* _Brano proposto_
• • • •

Il cofanetto copre il primo periodo che va dal 1972 al 1975 e comprende anche Amar Caballero, uscito nel 1973, ed il terzo album, Babe Ruth, presentato nel 1975.

Nel secondo album, in cui Spevock sostituisce Powell alla batteria e Chris Holmes affianca Punshon alle tastiere, la band amplia notevolmente il proprio repertorio e probabilmente commette l’errore che le precluderà un successo maggiore, ovvero quello di non canalizzare la propria produzione all’interno di un ambito ben preciso, ma di lasciarsi trasportare dall’ispirazione andando a toccare generi discordanti, non offrendo al pubblico un punto di riferimento preciso: Lady è un soft-funk, elegante ed armonioso, la mini suite  Amar Caballero, dalle chiare influenze classiche vira verso un ambito più “latino”, l’acustica Baby Pride è invece jazzy-oriented, soprattutto per quanto riguarda il cantato mentre We Are Holding On è quasi un brano cameristico, grazie a Raymond Vincent, violino, Duncan Lamont, flauto e Nick Mobs, tambourine; Broken Cloud è una ballad british, quasi in stile Canterbury, influenzata però da un’orchestrazione orientale che rimanda chiaramente ai coevi Jade WarriorGimmie Some Leg è invece un mid-tempo curioso, pesantemente cadenzato, effetti sonori dagli echi psichedelici, una chitarra secca ed essenziale e l’ennesima superlativa prova vocale della Haan, qui decisamente aspra ed aggressiva.

Cool Jerk è spiazzante, aperta e guidata da un riff surf-oriented mentre Doctor Love, che sarebbe un gran bel funk-rock in stile Wells Fargo, soffre terribilmente il posizionamento all’interno della tracklist: tra We Are Holding On e la title track è il classico vaso di coccio tra due vasi di ferro, e paga inevitabilmente dazio.

Amar Caballero è ricco di (troppi) spunti, punta su una (eccessiva) varietà di stili, non offre coerenza ed uniformità stilistica: peccato grave, che non si ripeterà nel terzo lavoro, Babe Ruth, che vede alle tastiere l’ingresso di Steve Gurl; voce e chitarre dettano la linea e le cover, A Fistful of Dollars di Ennio Morricone, decisamente inusuale, quasi maideniana ante litteram, We People Darker than Blue, a firma Curtis Mayfield, notturna e profonda malgrado il break centrale e Private Number, scritta da Booker T. Jones e William Bell ed arrangiata come slow-blues, oltre a rinviare al primo album si inseriscono con coerente logica all’interno della tracklist.

• • • •

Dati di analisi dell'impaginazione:
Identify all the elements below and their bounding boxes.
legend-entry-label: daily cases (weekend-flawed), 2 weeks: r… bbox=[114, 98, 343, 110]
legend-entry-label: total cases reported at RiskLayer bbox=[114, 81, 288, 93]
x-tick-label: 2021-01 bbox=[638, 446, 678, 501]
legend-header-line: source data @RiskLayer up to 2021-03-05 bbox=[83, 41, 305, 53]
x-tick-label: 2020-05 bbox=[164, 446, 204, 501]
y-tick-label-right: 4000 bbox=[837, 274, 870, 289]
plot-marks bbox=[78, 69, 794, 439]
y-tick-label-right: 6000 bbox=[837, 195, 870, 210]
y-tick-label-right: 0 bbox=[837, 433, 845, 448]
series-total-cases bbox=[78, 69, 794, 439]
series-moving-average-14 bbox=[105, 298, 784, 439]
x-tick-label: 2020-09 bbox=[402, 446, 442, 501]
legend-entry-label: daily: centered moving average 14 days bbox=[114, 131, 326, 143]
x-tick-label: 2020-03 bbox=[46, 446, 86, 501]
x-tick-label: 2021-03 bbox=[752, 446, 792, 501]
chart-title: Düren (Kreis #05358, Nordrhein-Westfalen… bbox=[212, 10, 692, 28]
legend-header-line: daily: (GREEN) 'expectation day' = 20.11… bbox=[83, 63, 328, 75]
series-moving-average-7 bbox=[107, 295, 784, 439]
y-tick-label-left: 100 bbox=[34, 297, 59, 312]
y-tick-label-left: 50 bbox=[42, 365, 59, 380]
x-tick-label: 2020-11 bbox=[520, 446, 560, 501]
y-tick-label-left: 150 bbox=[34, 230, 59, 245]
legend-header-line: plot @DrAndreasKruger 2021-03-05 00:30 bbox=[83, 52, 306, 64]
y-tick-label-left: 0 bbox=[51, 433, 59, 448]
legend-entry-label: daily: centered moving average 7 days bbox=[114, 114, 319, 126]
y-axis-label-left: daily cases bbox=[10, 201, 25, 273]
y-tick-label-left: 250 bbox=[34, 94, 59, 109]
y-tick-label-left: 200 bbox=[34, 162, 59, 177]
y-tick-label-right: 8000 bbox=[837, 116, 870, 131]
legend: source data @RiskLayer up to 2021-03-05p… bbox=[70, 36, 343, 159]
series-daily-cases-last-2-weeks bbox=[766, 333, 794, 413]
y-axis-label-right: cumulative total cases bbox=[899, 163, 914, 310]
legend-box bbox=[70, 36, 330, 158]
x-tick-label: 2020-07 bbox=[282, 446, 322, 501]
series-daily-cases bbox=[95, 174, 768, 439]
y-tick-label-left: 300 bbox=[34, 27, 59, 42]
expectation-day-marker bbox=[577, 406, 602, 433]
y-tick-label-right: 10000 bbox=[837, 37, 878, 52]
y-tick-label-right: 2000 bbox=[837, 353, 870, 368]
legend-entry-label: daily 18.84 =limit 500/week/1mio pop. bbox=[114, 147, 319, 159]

• • • •

* _Domande di studio_
[1] Puoi riportare, parola per parola, il tratto della recensione del cofanetto che comincia con "Il cofanetto copre" e termina con "presentato nel 1975."?
[2] Come porteresti avanti la recensione del cofanetto, riprendendo subito dopo l'ultima frase?

* _Soluzioni dell'esercizio_
[1]
Il cofanetto copre il primo periodo che va dal 1972 al 1975 e comprende anche Amar Caballero, uscito nel 1973, ed il terzo album, Babe Ruth, presentato nel 1975.

[2]
Siamo nei pressi di un heavy-prog in stile Wishbone Ash, come si evince da Dancer, in cui la Haan cambia pelle adattandosi senza sforzo ad uno stile pesante ed aggressivo; in totale continuità Somebody’s Nobody, altro pezzo heavy ricco di venature funk, in cui appaiono i synth, a cui si può affiancare Jack O’Lantern che ricorda artisti come Suzi Quatro o i Grand Funk Railroad prima maniera; Turquoise, scritta dalla Haan e da Hewitt, cambia orizzonte per l’influenza iberica ma si inserisce bene come break acustico in un contesto che riemerge in Sad But Rich, robusto hard-rock quadrato nella ritmica ma arrangiato con soluzioni strumentali interessanti, mentre la chiusura è affidata all’anthemica The Duchess of Orleans, che anticipa di qualche anno i brani che le band metal inseriranno nella tracklist dei propri album e dei propri show.

Che dire… i Babe Ruth sono stati un vulcano di idee con pregi e difetti del caso; una proposta musicale ricchissima, spontanea e poco mediata, suggestioni disordinate, caotiche che li hanno privati di uno stile preciso: avevano i numeri per sfondare, una cantante di livello assoluto ed un chitarrista notevole, che avrebbero meritato ben altra considerazione, una sezione ritmica all’altezza, tre tastieristi che hanno aggiunto varietà al sound; un management avveduto e produttori di maggior carattere avrebbero forse potuto guidarli meglio, ottimizzando un magma creativo davvero ribollente.

Le riscoperte tardive lasciano l’amaro in bocca ma tuttavia, per come sono poi andate le cose, rappresentano comunque il riconoscimento di un percorso, e di un talento.